DESCRIPTION OF THE TASK
Set down the line that contains "Output a JSON" and every line after it to the end of the entries, exactly as they stand and nothing more.

ENTRIES PROVIDED
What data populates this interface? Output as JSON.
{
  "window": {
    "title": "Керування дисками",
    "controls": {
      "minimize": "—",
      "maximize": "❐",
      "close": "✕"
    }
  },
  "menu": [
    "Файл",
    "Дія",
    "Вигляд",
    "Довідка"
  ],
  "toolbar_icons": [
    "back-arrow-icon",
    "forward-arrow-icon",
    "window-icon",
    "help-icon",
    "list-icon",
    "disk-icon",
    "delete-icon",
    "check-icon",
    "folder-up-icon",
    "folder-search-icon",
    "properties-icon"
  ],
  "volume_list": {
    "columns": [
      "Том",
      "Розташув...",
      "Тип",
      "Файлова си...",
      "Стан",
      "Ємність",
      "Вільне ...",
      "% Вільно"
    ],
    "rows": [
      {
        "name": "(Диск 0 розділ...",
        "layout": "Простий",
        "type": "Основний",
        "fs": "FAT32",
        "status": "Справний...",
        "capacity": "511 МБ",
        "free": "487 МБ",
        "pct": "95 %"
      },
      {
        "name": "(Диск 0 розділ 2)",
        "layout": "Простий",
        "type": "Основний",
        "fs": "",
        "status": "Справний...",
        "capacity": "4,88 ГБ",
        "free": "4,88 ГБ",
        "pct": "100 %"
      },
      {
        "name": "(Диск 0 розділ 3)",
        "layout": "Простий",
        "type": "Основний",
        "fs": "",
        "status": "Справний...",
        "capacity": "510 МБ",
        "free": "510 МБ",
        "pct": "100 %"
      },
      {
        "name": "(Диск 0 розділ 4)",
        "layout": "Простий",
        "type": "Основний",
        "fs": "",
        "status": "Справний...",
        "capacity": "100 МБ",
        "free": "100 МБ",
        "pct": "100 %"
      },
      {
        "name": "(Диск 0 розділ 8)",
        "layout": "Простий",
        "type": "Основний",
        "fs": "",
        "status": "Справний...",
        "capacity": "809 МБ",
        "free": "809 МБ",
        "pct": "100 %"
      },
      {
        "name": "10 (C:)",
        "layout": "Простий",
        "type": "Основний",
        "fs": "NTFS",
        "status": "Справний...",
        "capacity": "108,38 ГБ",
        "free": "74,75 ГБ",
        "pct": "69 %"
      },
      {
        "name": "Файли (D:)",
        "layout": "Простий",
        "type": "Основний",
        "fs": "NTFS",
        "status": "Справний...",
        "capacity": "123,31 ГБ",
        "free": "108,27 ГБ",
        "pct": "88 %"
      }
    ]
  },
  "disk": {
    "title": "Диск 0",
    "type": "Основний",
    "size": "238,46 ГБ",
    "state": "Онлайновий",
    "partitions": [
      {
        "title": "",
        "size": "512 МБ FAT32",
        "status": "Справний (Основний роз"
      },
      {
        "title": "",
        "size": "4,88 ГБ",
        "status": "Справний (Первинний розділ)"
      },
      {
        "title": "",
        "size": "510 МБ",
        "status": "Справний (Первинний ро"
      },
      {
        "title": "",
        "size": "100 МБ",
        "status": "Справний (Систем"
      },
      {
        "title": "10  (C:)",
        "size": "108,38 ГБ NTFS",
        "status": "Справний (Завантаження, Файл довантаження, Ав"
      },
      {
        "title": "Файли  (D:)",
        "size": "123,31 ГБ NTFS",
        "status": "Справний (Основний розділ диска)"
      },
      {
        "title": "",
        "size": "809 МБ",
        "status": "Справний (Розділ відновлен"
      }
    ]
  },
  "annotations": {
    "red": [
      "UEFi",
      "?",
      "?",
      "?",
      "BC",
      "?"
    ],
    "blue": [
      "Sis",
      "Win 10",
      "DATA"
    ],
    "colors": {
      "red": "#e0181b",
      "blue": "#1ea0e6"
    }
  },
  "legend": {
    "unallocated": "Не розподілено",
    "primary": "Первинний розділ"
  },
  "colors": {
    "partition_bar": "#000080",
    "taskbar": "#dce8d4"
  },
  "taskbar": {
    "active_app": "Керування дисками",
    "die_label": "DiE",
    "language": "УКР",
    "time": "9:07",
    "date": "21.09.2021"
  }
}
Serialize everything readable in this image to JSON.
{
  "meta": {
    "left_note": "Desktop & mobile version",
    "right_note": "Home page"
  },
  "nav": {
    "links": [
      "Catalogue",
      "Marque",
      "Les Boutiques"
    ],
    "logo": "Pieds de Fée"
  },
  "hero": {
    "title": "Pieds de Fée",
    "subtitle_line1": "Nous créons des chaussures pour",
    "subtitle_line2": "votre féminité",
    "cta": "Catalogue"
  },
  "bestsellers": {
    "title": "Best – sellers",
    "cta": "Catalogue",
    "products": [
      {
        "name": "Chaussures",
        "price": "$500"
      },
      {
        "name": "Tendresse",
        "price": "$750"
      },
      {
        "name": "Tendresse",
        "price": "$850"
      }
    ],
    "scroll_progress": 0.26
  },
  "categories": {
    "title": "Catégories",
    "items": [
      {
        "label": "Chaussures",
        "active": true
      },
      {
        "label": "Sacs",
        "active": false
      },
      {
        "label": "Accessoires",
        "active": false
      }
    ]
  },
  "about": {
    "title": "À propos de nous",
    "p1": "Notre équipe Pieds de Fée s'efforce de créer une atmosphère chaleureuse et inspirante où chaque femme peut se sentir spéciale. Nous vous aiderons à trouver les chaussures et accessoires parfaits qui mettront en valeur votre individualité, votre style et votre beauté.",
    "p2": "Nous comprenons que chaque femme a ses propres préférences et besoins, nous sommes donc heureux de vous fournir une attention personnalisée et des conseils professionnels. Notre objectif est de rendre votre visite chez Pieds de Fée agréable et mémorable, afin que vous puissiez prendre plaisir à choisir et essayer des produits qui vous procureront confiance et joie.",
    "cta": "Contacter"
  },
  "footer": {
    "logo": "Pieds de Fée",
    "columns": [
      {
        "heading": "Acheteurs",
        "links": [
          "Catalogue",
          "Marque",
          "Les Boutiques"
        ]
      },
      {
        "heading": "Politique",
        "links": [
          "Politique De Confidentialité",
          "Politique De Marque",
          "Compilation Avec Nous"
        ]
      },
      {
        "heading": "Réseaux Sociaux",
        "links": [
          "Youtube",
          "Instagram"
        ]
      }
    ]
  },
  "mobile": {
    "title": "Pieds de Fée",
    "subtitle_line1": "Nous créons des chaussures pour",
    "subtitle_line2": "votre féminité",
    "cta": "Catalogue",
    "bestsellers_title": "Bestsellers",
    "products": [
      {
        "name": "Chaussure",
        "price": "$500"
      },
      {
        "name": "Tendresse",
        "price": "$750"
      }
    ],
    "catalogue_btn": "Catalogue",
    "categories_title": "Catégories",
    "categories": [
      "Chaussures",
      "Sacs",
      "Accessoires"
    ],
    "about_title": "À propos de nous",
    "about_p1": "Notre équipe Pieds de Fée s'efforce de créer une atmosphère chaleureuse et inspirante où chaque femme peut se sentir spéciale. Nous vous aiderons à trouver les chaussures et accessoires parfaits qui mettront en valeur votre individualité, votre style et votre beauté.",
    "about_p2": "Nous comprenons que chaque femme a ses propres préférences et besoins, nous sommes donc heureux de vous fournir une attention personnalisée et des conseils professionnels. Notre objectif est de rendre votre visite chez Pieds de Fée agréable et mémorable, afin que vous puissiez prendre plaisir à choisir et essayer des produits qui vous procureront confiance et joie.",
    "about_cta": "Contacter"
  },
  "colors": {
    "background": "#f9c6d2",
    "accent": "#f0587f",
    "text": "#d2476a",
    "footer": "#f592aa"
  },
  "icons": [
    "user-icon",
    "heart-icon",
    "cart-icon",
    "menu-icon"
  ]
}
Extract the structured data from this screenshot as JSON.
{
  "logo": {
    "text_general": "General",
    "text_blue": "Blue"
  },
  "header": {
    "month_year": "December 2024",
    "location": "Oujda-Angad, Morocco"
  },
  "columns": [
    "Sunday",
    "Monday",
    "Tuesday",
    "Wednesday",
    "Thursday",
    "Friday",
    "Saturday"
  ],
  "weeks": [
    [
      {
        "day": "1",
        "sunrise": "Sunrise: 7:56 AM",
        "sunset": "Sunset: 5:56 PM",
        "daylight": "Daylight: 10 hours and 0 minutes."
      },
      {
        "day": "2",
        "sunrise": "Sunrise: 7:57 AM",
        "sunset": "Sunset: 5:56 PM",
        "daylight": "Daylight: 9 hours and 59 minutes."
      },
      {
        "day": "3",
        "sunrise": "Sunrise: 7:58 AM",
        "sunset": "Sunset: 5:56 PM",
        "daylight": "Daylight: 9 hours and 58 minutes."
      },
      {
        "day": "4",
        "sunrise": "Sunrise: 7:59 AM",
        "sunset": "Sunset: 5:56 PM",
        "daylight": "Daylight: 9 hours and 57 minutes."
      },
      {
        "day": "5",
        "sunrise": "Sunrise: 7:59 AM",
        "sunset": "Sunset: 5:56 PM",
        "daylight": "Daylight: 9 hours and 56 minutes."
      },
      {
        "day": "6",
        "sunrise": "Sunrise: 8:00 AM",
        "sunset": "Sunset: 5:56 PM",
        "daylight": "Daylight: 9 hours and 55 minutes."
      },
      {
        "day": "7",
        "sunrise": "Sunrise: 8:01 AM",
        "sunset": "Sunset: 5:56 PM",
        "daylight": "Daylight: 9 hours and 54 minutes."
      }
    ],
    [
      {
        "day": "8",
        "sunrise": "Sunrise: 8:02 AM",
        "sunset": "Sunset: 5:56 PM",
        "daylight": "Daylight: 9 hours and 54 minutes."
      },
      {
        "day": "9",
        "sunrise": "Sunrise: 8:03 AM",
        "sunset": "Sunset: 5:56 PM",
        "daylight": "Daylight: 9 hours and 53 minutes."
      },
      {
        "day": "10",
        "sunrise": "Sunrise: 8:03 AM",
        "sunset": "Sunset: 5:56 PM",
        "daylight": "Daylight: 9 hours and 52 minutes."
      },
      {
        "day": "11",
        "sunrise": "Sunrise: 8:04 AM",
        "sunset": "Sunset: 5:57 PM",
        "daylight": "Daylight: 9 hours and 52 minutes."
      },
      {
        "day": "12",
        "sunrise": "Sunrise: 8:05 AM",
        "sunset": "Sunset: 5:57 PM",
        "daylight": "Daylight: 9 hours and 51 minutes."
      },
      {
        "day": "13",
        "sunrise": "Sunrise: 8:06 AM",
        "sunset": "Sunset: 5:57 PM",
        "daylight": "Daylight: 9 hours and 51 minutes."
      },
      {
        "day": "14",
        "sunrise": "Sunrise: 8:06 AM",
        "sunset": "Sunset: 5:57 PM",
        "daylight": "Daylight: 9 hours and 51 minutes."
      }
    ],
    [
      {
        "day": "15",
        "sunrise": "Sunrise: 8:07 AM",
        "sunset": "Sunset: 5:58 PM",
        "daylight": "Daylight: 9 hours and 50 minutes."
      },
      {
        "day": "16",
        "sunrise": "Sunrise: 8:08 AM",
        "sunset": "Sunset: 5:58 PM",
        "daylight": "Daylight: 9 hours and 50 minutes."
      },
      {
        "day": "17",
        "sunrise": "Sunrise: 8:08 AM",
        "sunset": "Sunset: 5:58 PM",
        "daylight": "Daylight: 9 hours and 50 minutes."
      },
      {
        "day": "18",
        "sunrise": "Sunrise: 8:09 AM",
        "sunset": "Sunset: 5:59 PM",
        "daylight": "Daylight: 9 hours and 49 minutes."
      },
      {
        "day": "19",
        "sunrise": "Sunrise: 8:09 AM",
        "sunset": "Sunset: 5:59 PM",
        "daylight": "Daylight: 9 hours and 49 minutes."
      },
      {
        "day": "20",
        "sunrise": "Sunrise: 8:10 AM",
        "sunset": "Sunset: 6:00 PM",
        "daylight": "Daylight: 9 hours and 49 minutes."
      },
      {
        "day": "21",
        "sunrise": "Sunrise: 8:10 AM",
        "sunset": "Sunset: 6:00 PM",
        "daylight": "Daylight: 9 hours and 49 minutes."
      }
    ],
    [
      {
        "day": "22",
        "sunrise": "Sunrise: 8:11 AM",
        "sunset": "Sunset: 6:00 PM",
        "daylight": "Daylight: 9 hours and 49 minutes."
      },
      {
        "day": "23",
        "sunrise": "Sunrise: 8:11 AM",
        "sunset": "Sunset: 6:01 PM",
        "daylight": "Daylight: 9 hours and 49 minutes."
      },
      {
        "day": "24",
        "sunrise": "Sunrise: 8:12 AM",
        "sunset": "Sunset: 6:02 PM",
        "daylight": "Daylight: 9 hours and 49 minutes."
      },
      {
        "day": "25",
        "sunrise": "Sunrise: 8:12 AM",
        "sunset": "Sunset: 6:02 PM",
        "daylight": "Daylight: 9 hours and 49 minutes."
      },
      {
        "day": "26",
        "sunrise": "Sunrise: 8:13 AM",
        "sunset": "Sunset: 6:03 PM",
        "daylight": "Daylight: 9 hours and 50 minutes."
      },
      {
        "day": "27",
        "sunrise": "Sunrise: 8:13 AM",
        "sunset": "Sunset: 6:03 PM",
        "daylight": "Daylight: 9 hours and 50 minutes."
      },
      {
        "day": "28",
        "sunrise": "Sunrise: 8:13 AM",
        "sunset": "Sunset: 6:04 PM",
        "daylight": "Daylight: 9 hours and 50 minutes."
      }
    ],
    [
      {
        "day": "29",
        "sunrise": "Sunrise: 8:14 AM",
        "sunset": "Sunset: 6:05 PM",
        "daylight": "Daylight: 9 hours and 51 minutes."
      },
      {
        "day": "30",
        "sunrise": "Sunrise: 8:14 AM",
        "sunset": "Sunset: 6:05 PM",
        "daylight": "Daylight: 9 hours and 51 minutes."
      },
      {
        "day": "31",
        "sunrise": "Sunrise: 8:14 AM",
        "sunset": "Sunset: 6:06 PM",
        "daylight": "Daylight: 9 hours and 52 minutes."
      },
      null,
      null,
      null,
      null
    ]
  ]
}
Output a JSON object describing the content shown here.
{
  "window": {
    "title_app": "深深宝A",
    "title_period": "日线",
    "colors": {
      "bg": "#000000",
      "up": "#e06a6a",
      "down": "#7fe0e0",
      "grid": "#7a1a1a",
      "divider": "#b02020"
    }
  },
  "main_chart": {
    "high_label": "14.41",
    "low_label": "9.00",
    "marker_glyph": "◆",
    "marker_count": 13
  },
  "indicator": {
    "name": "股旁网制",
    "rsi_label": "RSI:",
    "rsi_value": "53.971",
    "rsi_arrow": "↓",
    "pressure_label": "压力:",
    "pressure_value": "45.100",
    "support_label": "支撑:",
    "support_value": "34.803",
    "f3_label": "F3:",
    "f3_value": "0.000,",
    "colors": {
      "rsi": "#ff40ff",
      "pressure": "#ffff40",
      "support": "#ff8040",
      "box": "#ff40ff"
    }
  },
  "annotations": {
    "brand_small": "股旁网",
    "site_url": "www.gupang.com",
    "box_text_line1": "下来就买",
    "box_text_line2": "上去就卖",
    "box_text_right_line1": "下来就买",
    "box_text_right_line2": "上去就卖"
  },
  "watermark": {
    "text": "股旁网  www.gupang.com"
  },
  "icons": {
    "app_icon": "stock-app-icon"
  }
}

CORRECT OUTPUT
Output a JSON object describing the content shown here.
{
  "window": {
    "title_app": "深深宝A",
    "title_period": "日线",
    "colors": {
      "bg": "#000000",
      "up": "#e06a6a",
      "down": "#7fe0e0",
      "grid": "#7a1a1a",
      "divider": "#b02020"
    }
  },
  "main_chart": {
    "high_label": "14.41",
    "low_label": "9.00",
    "marker_glyph": "◆",
    "marker_count": 13
  },
  "indicator": {
    "name": "股旁网制",
    "rsi_label": "RSI:",
    "rsi_value": "53.971",
    "rsi_arrow": "↓",
    "pressure_label": "压力:",
    "pressure_value": "45.100",
    "support_label": "支撑:",
    "support_value": "34.803",
    "f3_label": "F3:",
    "f3_value": "0.000,",
    "colors": {
      "rsi": "#ff40ff",
      "pressure": "#ffff40",
      "support": "#ff8040",
      "box": "#ff40ff"
    }
  },
  "annotations": {
    "brand_small": "股旁网",
    "site_url": "www.gupang.com",
    "box_text_line1": "下来就买",
    "box_text_line2": "上去就卖",
    "box_text_right_line1": "下来就买",
    "box_text_right_line2": "上去就卖"
  },
  "watermark": {
    "text": "股旁网  www.gupang.com"
  },
  "icons": {
    "app_icon": "stock-app-icon"
  }
}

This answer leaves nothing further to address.